§ Challenge
Scan the lines below for the string "utrzymanie" and copy every one that has it.

::::

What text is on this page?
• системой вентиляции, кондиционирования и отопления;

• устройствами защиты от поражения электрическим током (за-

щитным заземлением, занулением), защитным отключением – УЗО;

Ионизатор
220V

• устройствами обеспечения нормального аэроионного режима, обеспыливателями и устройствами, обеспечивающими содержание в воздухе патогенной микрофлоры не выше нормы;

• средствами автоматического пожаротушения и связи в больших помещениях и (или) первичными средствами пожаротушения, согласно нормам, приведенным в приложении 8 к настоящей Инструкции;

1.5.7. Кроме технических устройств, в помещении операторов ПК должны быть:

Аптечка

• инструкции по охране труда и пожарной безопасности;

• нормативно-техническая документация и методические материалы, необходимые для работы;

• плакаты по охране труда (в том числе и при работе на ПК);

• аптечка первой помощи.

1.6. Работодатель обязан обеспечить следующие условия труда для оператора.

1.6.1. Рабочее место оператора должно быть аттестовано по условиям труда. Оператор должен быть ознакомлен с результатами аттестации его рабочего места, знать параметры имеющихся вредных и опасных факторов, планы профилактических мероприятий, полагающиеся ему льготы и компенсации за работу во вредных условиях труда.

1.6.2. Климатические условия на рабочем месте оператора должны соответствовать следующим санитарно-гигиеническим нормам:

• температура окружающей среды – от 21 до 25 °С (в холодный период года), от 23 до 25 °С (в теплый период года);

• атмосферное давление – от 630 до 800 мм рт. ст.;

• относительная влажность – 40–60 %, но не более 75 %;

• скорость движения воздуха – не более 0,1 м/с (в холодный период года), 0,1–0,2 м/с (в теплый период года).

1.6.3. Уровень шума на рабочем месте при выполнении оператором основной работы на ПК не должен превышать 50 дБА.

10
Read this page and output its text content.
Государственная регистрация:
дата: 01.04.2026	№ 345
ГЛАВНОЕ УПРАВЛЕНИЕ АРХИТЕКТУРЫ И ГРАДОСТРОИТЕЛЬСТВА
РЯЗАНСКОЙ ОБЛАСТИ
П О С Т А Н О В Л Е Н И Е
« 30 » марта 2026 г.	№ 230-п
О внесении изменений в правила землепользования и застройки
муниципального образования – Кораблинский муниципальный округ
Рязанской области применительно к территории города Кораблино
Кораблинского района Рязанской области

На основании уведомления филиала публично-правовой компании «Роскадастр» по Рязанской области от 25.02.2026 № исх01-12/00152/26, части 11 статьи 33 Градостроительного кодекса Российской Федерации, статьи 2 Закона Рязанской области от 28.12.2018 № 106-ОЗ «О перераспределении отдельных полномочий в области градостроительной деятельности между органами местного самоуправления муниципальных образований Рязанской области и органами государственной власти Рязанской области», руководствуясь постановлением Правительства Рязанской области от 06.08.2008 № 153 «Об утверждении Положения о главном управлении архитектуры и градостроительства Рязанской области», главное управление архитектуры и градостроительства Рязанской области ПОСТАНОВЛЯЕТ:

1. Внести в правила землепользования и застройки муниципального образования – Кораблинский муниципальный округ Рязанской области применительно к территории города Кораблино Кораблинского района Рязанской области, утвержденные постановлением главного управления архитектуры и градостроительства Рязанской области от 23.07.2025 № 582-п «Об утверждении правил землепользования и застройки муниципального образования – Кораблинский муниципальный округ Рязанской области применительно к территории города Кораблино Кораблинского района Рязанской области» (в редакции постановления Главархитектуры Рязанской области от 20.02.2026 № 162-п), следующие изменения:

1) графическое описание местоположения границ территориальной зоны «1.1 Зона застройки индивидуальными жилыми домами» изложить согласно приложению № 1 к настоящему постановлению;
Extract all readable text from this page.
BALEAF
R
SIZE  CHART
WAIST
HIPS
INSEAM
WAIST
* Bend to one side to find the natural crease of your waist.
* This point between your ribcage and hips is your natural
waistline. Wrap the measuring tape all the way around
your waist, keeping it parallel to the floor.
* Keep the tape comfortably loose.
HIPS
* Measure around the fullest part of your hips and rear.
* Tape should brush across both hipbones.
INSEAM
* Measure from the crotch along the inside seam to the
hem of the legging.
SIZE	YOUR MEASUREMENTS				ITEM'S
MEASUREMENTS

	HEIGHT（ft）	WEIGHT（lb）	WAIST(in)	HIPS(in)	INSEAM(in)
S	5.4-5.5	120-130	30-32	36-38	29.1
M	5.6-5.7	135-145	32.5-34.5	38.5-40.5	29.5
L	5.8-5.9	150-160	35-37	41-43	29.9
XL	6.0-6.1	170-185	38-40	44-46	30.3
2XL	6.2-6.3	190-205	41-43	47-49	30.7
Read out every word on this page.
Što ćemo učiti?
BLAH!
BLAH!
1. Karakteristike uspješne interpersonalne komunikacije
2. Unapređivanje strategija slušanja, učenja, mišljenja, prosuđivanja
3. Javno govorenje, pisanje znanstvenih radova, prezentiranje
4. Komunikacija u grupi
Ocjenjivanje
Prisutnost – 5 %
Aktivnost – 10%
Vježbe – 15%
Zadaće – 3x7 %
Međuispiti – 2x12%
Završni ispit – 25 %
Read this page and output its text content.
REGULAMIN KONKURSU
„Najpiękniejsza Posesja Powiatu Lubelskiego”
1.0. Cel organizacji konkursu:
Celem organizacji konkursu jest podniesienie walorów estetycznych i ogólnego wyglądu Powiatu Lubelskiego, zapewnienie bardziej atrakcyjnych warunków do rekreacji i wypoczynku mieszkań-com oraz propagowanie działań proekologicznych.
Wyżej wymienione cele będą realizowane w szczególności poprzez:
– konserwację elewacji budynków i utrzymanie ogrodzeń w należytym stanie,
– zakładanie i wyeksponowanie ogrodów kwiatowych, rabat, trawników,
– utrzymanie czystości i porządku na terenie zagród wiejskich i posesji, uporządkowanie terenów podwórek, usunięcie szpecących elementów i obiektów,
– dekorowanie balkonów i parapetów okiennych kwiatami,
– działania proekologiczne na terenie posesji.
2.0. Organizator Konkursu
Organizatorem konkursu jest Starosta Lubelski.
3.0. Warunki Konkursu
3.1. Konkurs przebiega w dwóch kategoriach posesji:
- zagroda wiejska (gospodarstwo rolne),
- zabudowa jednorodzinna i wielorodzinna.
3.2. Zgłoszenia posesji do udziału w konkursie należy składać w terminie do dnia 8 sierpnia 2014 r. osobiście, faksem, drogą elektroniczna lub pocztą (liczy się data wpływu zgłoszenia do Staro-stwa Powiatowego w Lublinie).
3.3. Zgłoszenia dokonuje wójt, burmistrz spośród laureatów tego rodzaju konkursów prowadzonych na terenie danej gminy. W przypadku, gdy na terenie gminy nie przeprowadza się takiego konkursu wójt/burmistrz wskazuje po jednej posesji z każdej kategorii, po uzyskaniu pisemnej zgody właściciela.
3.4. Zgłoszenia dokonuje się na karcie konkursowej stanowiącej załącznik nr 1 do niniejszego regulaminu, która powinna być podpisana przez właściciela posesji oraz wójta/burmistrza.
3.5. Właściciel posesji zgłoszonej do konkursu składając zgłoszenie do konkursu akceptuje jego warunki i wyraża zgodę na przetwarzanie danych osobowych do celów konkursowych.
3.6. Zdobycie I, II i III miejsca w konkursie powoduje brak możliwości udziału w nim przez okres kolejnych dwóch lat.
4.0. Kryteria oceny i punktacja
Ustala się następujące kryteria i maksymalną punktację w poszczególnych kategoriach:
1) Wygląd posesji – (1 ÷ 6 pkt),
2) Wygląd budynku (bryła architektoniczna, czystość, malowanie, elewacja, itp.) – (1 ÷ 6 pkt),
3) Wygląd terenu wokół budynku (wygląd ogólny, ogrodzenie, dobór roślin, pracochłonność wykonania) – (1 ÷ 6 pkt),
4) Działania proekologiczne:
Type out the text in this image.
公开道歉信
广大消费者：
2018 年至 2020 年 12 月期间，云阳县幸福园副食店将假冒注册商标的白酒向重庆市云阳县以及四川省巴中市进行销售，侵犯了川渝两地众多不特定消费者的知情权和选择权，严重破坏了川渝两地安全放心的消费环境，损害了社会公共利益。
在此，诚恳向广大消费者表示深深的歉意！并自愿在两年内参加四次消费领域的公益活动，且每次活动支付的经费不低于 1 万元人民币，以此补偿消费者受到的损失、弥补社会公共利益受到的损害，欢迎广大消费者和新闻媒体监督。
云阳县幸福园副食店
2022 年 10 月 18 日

::::

§ The reply
– konserwację elewacji budynków i utrzymanie ogrodzeń w należytym stanie,
– utrzymanie czystości i porządku na terenie zagród wiejskich i posesji, uporządkowanie terenów podwórek, usunięcie szpecących elementów i obiektów,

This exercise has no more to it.